-- Work instructions --
Below are the entries; output exactly the lines from the one containing "What's the underlying" through the final line, inclusive.

-- Material provided --
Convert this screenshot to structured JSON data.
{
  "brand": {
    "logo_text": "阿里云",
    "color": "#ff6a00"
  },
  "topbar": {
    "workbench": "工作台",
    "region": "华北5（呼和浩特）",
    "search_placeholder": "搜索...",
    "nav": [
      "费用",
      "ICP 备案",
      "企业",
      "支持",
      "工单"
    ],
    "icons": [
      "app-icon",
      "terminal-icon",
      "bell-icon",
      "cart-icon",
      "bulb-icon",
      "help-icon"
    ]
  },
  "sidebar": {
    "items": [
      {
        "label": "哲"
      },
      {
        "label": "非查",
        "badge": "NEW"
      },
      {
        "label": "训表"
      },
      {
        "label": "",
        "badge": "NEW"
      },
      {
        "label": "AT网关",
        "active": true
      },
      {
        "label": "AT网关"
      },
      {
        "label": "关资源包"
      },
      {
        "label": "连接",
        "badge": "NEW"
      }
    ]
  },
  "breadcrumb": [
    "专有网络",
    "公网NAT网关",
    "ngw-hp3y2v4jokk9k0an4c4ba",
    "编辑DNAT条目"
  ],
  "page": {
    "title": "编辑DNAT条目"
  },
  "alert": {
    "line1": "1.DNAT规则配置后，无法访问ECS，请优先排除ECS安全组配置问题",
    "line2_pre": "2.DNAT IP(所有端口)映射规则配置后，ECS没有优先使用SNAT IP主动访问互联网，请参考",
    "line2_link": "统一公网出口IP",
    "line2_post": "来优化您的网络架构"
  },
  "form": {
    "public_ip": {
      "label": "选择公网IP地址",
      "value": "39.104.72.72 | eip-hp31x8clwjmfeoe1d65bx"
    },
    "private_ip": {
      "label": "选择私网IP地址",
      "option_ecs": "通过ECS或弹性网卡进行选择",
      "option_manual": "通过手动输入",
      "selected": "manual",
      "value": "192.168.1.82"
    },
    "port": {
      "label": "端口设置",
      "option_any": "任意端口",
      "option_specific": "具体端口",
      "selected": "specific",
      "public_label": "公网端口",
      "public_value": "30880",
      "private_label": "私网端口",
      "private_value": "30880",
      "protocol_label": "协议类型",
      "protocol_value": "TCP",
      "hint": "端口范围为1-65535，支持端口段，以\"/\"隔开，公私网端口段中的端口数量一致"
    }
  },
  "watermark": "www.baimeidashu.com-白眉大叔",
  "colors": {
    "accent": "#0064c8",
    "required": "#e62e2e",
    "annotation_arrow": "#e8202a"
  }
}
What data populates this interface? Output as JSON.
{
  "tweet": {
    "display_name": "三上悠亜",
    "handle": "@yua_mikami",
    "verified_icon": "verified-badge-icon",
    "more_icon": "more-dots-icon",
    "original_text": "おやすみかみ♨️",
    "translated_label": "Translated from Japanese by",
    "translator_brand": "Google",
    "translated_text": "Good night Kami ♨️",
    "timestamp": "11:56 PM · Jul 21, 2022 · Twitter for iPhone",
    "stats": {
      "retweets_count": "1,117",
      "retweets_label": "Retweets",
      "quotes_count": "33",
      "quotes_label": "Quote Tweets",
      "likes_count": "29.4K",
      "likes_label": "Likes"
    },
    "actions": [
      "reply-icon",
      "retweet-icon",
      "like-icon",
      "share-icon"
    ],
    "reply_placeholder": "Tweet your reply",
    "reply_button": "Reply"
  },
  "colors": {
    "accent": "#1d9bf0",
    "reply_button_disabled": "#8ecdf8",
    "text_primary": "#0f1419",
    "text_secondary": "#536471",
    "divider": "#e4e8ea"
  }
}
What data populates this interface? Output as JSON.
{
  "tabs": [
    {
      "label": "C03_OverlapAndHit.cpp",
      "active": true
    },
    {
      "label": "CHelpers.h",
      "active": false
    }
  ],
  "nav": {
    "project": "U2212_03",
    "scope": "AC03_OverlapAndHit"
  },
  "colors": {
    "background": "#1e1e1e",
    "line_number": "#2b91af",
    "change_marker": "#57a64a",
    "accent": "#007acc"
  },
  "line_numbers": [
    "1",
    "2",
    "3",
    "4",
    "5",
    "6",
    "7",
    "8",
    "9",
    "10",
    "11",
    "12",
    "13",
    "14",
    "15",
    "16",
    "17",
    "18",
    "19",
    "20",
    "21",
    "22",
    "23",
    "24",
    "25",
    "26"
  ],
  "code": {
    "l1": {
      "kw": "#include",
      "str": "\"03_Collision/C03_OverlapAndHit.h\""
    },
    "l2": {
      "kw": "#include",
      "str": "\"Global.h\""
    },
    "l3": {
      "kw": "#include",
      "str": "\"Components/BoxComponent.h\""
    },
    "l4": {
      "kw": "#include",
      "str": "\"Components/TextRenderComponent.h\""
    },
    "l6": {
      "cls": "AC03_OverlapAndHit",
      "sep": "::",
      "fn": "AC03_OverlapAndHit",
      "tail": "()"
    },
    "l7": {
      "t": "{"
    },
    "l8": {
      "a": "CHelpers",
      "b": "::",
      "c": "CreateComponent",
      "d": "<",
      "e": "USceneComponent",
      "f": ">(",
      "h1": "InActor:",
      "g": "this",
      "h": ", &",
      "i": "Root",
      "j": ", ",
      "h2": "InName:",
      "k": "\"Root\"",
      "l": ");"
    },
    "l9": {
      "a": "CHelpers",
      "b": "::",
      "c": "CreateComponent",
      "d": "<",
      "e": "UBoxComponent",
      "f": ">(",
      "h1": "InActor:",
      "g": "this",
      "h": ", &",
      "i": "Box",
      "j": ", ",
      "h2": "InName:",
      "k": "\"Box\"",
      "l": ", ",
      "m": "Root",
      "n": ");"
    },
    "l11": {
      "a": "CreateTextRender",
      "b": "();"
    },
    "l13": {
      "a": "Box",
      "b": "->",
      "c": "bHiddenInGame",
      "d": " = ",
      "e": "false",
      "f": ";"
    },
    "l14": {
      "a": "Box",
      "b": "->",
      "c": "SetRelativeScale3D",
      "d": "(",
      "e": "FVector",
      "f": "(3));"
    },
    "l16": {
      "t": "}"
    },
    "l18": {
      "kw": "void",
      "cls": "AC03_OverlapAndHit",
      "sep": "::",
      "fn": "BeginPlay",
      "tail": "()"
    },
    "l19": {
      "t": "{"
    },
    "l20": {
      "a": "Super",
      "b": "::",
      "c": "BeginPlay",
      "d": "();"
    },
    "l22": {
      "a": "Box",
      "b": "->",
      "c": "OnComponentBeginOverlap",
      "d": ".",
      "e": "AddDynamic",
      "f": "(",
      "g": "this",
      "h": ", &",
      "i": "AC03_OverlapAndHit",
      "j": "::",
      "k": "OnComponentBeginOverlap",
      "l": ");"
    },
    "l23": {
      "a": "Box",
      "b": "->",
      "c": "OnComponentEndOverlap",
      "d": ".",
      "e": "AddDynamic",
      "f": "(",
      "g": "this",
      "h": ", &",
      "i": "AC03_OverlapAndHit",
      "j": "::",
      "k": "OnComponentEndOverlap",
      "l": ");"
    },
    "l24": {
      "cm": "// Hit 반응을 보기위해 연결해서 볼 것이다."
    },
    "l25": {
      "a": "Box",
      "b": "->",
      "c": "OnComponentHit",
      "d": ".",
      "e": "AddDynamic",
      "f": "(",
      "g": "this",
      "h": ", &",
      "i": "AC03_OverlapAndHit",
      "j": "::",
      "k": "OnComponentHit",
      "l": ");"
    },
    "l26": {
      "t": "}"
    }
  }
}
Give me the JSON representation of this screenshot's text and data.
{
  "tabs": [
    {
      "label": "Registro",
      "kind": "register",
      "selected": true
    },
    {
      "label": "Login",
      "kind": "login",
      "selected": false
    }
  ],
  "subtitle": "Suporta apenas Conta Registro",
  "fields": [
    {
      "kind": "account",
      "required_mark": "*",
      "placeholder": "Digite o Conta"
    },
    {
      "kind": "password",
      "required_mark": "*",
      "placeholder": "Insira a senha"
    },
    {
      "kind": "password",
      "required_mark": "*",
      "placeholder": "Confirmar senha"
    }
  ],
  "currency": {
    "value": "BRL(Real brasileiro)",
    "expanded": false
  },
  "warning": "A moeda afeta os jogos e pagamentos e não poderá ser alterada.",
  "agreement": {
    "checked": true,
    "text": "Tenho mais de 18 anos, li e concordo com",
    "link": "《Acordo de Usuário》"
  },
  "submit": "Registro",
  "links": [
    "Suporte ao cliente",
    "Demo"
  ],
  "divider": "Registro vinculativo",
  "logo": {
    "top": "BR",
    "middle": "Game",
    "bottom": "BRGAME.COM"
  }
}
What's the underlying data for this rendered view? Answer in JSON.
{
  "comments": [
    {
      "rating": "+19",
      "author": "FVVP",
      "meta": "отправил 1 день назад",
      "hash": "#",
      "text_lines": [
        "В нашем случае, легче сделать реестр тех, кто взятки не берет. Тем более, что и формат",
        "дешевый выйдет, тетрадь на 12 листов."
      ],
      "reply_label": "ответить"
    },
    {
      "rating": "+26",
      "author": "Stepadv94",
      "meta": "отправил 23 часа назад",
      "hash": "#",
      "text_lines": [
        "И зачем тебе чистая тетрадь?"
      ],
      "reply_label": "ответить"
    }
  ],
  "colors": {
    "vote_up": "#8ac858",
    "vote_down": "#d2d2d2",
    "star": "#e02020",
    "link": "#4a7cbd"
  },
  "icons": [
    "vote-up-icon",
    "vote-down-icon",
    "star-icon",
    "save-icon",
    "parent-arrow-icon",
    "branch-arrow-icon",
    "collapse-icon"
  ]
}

-- Answer for this exercise --
What's the underlying data for this rendered view? Answer in JSON.
{
  "comments": [
    {
      "rating": "+19",
      "author": "FVVP",
      "meta": "отправил 1 день назад",
      "hash": "#",
      "text_lines": [
        "В нашем случае, легче сделать реестр тех, кто взятки не берет. Тем более, что и формат",
        "дешевый выйдет, тетрадь на 12 листов."
      ],
      "reply_label": "ответить"
    },
    {
      "rating": "+26",
      "author": "Stepadv94",
      "meta": "отправил 23 часа назад",
      "hash": "#",
      "text_lines": [
        "И зачем тебе чистая тетрадь?"
      ],
      "reply_label": "ответить"
    }
  ],
  "colors": {
    "vote_up": "#8ac858",
    "vote_down": "#d2d2d2",
    "star": "#e02020",
    "link": "#4a7cbd"
  },
  "icons": [
    "vote-up-icon",
    "vote-down-icon",
    "star-icon",
    "save-icon",
    "parent-arrow-icon",
    "branch-arrow-icon",
    "collapse-icon"
  ]
}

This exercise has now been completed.